PROBLEM STATEMENT
Your reply should reproduce each line below exactly and carry none of the pictures.

Structured page parsing data
::::::::

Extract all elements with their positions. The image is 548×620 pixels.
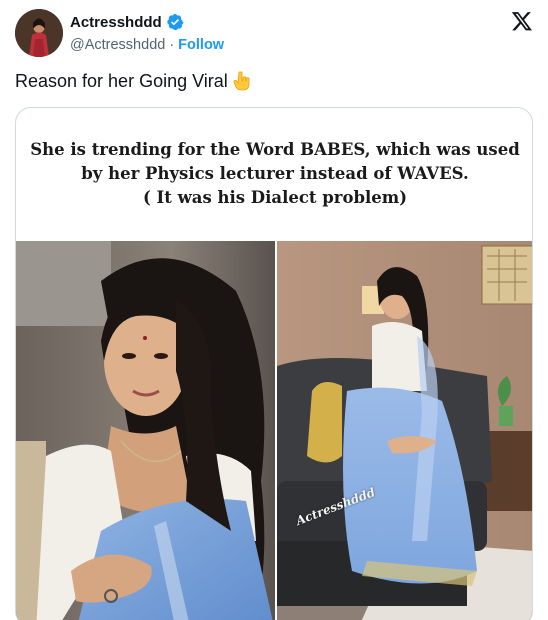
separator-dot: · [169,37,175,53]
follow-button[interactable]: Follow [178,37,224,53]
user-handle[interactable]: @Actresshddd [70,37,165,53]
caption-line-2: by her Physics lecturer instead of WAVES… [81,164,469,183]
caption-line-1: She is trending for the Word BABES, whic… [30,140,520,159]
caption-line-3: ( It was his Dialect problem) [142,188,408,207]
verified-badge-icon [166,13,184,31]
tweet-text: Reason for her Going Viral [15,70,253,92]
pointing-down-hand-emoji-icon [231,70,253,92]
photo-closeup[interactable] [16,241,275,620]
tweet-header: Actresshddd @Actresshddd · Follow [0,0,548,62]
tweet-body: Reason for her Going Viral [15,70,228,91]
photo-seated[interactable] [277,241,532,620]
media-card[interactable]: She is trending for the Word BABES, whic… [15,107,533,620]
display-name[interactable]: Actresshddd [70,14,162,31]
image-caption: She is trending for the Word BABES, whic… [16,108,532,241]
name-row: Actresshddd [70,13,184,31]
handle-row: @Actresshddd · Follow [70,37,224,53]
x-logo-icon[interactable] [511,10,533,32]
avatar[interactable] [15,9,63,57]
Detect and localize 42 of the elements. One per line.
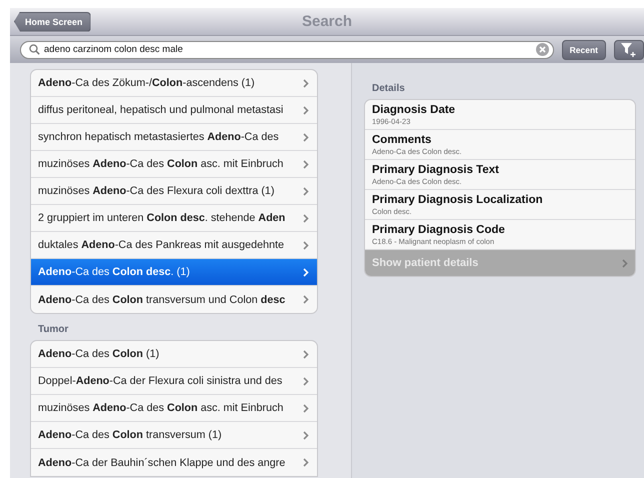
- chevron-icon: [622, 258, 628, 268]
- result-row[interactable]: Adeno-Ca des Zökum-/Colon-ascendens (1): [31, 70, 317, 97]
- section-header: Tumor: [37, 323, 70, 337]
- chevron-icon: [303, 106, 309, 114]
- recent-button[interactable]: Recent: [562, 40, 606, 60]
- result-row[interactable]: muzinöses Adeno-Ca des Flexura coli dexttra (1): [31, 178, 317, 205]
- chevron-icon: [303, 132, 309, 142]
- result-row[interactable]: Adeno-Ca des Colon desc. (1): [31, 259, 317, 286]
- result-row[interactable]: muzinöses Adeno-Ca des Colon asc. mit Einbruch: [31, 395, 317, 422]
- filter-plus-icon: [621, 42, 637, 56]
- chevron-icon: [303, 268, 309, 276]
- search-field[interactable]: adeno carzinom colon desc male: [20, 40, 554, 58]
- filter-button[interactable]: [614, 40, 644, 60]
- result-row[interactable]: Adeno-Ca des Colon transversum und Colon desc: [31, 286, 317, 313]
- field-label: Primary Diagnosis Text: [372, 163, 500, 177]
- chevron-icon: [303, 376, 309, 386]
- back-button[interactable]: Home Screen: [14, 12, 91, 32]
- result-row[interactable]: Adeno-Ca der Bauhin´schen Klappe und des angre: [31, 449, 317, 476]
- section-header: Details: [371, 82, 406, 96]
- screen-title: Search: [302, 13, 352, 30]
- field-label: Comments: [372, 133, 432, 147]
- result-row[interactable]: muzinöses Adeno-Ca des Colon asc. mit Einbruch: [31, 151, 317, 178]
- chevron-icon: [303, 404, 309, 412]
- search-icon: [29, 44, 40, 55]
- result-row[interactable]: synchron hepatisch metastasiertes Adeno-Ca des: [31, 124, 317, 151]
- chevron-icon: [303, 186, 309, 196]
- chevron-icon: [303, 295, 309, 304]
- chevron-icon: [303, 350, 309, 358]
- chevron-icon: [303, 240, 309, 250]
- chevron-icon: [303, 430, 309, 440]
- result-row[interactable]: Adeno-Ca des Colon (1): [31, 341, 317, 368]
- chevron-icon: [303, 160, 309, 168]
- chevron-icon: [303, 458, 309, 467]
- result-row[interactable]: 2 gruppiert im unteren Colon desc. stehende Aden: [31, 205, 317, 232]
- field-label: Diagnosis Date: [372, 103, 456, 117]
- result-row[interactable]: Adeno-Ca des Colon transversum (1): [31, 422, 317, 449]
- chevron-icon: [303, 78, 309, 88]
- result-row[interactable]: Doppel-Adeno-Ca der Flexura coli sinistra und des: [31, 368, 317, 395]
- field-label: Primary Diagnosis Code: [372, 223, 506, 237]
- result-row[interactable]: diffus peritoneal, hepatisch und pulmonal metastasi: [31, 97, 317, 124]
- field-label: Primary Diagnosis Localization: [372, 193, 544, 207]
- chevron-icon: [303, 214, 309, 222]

::::::::

FINISHED EXERCISE
Extract all elements with their positions. The image is 548×620 pixels.
separator-dot: · [169,37,175,53]
follow-button[interactable]: Follow [178,37,224,53]
user-handle[interactable]: @Actresshddd [70,37,165,53]
caption-line-2: by her Physics lecturer instead of WAVES… [81,164,469,183]
caption-line-1: She is trending for the Word BABES, whic… [30,140,520,159]
caption-line-3: ( It was his Dialect problem) [142,188,408,207]
verified-badge-icon [166,13,184,31]
tweet-text: Reason for her Going Viral [15,70,253,92]
pointing-down-hand-emoji-icon [231,70,253,92]
photo-closeup[interactable] [16,241,275,620]
tweet-header: Actresshddd @Actresshddd · Follow [0,0,548,62]
tweet-body: Reason for her Going Viral [15,70,228,91]
photo-seated[interactable] [277,241,532,620]
media-card[interactable]: She is trending for the Word BABES, whic… [15,107,533,620]
display-name[interactable]: Actresshddd [70,14,162,31]
image-caption: She is trending for the Word BABES, whic… [16,108,532,241]
name-row: Actresshddd [70,13,184,31]
handle-row: @Actresshddd · Follow [70,37,224,53]
x-logo-icon[interactable] [511,10,533,32]
avatar[interactable] [15,9,63,57]
Detect and localize 42 of the elements. One per line.
- chevron-icon: [622, 258, 628, 268]
- result-row[interactable]: Adeno-Ca des Zökum-/Colon-ascendens (1): [31, 70, 317, 97]
- section-header: Tumor: [37, 323, 70, 337]
- chevron-icon: [303, 106, 309, 114]
- recent-button[interactable]: Recent: [562, 40, 606, 60]
- result-row[interactable]: muzinöses Adeno-Ca des Flexura coli dexttra (1): [31, 178, 317, 205]
- chevron-icon: [303, 132, 309, 142]
- result-row[interactable]: Adeno-Ca des Colon desc. (1): [31, 259, 317, 286]
- result-row[interactable]: muzinöses Adeno-Ca des Colon asc. mit Einbruch: [31, 395, 317, 422]
- filter-plus-icon: [621, 42, 637, 56]
- chevron-icon: [303, 268, 309, 276]
- search-field[interactable]: adeno carzinom colon desc male: [20, 40, 554, 58]
- filter-button[interactable]: [614, 40, 644, 60]
- result-row[interactable]: Adeno-Ca des Colon transversum und Colon desc: [31, 286, 317, 313]
- field-label: Primary Diagnosis Text: [372, 163, 500, 177]
- chevron-icon: [303, 376, 309, 386]
- back-button[interactable]: Home Screen: [14, 12, 91, 32]
- result-row[interactable]: Adeno-Ca der Bauhin´schen Klappe und des angre: [31, 449, 317, 476]
- section-header: Details: [371, 82, 406, 96]
- screen-title: Search: [302, 13, 352, 30]
- field-label: Comments: [372, 133, 432, 147]
- result-row[interactable]: muzinöses Adeno-Ca des Colon asc. mit Einbruch: [31, 151, 317, 178]
- chevron-icon: [303, 404, 309, 412]
- search-icon: [29, 44, 40, 55]
- result-row[interactable]: synchron hepatisch metastasiertes Adeno-Ca des: [31, 124, 317, 151]
- chevron-icon: [303, 186, 309, 196]
- chevron-icon: [303, 295, 309, 304]
- chevron-icon: [303, 350, 309, 358]
- chevron-icon: [303, 240, 309, 250]
- chevron-icon: [303, 430, 309, 440]
- result-row[interactable]: Adeno-Ca des Colon (1): [31, 341, 317, 368]
- chevron-icon: [303, 160, 309, 168]
- chevron-icon: [303, 458, 309, 467]
- result-row[interactable]: 2 gruppiert im unteren Colon desc. stehende Aden: [31, 205, 317, 232]
- field-label: Diagnosis Date: [372, 103, 456, 117]
- result-row[interactable]: Adeno-Ca des Colon transversum (1): [31, 422, 317, 449]
- chevron-icon: [303, 78, 309, 88]
- result-row[interactable]: Doppel-Adeno-Ca der Flexura coli sinistra und des: [31, 368, 317, 395]
- field-label: Primary Diagnosis Code: [372, 223, 506, 237]
- result-row[interactable]: diffus peritoneal, hepatisch und pulmonal metastasi: [31, 97, 317, 124]
- field-label: Primary Diagnosis Localization: [372, 193, 544, 207]
- chevron-icon: [303, 214, 309, 222]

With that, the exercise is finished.